> _Data extracted from a collection_
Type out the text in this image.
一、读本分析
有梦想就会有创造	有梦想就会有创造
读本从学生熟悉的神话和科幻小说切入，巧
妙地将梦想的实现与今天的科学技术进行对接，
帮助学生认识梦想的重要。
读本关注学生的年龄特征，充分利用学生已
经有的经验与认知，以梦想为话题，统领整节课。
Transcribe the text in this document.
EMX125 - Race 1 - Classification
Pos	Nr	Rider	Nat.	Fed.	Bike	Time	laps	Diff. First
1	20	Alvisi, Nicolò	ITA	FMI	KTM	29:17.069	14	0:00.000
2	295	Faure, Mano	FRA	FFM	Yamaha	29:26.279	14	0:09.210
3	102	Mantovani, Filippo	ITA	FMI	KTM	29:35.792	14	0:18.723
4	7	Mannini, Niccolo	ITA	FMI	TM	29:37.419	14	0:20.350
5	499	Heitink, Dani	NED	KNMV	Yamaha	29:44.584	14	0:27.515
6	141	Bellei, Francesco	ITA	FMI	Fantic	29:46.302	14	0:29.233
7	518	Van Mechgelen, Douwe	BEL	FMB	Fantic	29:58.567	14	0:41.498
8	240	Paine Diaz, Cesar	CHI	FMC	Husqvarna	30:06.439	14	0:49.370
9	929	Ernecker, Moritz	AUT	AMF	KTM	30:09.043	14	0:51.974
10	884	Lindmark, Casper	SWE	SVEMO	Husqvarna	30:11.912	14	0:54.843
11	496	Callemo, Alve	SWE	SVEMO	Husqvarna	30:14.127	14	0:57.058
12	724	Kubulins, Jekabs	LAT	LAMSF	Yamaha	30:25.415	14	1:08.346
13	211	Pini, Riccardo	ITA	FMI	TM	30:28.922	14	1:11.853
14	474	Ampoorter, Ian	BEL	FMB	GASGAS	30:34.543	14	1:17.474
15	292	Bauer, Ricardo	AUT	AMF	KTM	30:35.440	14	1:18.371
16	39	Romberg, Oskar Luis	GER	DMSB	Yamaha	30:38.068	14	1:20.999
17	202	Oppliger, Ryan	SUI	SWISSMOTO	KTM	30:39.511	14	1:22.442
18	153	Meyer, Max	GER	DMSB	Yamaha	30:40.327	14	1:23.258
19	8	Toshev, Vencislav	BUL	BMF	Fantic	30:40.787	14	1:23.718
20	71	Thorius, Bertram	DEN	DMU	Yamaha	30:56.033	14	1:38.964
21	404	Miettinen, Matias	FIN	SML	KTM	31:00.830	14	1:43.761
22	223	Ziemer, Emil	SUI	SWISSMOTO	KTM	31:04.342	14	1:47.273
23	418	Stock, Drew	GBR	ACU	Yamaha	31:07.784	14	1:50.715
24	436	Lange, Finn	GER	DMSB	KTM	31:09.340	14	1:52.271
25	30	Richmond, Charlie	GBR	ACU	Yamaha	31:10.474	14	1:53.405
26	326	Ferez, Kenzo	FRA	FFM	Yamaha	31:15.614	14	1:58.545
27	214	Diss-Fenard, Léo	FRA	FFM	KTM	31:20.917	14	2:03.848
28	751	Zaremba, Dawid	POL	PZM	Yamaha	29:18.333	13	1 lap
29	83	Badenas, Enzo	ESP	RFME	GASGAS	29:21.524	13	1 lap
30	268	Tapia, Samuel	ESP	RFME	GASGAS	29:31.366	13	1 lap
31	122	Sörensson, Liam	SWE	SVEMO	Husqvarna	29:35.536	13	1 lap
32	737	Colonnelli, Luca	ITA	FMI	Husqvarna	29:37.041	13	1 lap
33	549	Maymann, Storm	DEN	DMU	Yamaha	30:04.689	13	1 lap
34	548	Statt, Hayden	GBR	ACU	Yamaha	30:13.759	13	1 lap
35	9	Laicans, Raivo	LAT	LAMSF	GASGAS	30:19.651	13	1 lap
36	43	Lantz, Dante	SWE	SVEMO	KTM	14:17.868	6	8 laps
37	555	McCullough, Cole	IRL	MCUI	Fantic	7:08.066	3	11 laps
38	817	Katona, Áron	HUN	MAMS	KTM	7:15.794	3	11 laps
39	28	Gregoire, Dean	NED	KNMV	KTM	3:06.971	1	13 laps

> _REQUIREMENT_
Reproduce the material verbatim, line by line.

> _RESPONSE TO THE EXERCISE_
Type out the text in this image.
一、读本分析
有梦想就会有创造	有梦想就会有创造
读本从学生熟悉的神话和科幻小说切入，巧
妙地将梦想的实现与今天的科学技术进行对接，
帮助学生认识梦想的重要。
读本关注学生的年龄特征，充分利用学生已
经有的经验与认知，以梦想为话题，统领整节课。
Transcribe the text in this document.
EMX125 - Race 1 - Classification
Pos	Nr	Rider	Nat.	Fed.	Bike	Time	laps	Diff. First
1	20	Alvisi, Nicolò	ITA	FMI	KTM	29:17.069	14	0:00.000
2	295	Faure, Mano	FRA	FFM	Yamaha	29:26.279	14	0:09.210
3	102	Mantovani, Filippo	ITA	FMI	KTM	29:35.792	14	0:18.723
4	7	Mannini, Niccolo	ITA	FMI	TM	29:37.419	14	0:20.350
5	499	Heitink, Dani	NED	KNMV	Yamaha	29:44.584	14	0:27.515
6	141	Bellei, Francesco	ITA	FMI	Fantic	29:46.302	14	0:29.233
7	518	Van Mechgelen, Douwe	BEL	FMB	Fantic	29:58.567	14	0:41.498
8	240	Paine Diaz, Cesar	CHI	FMC	Husqvarna	30:06.439	14	0:49.370
9	929	Ernecker, Moritz	AUT	AMF	KTM	30:09.043	14	0:51.974
10	884	Lindmark, Casper	SWE	SVEMO	Husqvarna	30:11.912	14	0:54.843
11	496	Callemo, Alve	SWE	SVEMO	Husqvarna	30:14.127	14	0:57.058
12	724	Kubulins, Jekabs	LAT	LAMSF	Yamaha	30:25.415	14	1:08.346
13	211	Pini, Riccardo	ITA	FMI	TM	30:28.922	14	1:11.853
14	474	Ampoorter, Ian	BEL	FMB	GASGAS	30:34.543	14	1:17.474
15	292	Bauer, Ricardo	AUT	AMF	KTM	30:35.440	14	1:18.371
16	39	Romberg, Oskar Luis	GER	DMSB	Yamaha	30:38.068	14	1:20.999
17	202	Oppliger, Ryan	SUI	SWISSMOTO	KTM	30:39.511	14	1:22.442
18	153	Meyer, Max	GER	DMSB	Yamaha	30:40.327	14	1:23.258
19	8	Toshev, Vencislav	BUL	BMF	Fantic	30:40.787	14	1:23.718
20	71	Thorius, Bertram	DEN	DMU	Yamaha	30:56.033	14	1:38.964
21	404	Miettinen, Matias	FIN	SML	KTM	31:00.830	14	1:43.761
22	223	Ziemer, Emil	SUI	SWISSMOTO	KTM	31:04.342	14	1:47.273
23	418	Stock, Drew	GBR	ACU	Yamaha	31:07.784	14	1:50.715
24	436	Lange, Finn	GER	DMSB	KTM	31:09.340	14	1:52.271
25	30	Richmond, Charlie	GBR	ACU	Yamaha	31:10.474	14	1:53.405
26	326	Ferez, Kenzo	FRA	FFM	Yamaha	31:15.614	14	1:58.545
27	214	Diss-Fenard, Léo	FRA	FFM	KTM	31:20.917	14	2:03.848
28	751	Zaremba, Dawid	POL	PZM	Yamaha	29:18.333	13	1 lap
29	83	Badenas, Enzo	ESP	RFME	GASGAS	29:21.524	13	1 lap
30	268	Tapia, Samuel	ESP	RFME	GASGAS	29:31.366	13	1 lap
31	122	Sörensson, Liam	SWE	SVEMO	Husqvarna	29:35.536	13	1 lap
32	737	Colonnelli, Luca	ITA	FMI	Husqvarna	29:37.041	13	1 lap
33	549	Maymann, Storm	DEN	DMU	Yamaha	30:04.689	13	1 lap
34	548	Statt, Hayden	GBR	ACU	Yamaha	30:13.759	13	1 lap
35	9	Laicans, Raivo	LAT	LAMSF	GASGAS	30:19.651	13	1 lap
36	43	Lantz, Dante	SWE	SVEMO	KTM	14:17.868	6	8 laps
37	555	McCullough, Cole	IRL	MCUI	Fantic	7:08.066	3	11 laps
38	817	Katona, Áron	HUN	MAMS	KTM	7:15.794	3	11 laps
39	28	Gregoire, Dean	NED	KNMV	KTM	3:06.971	1	13 laps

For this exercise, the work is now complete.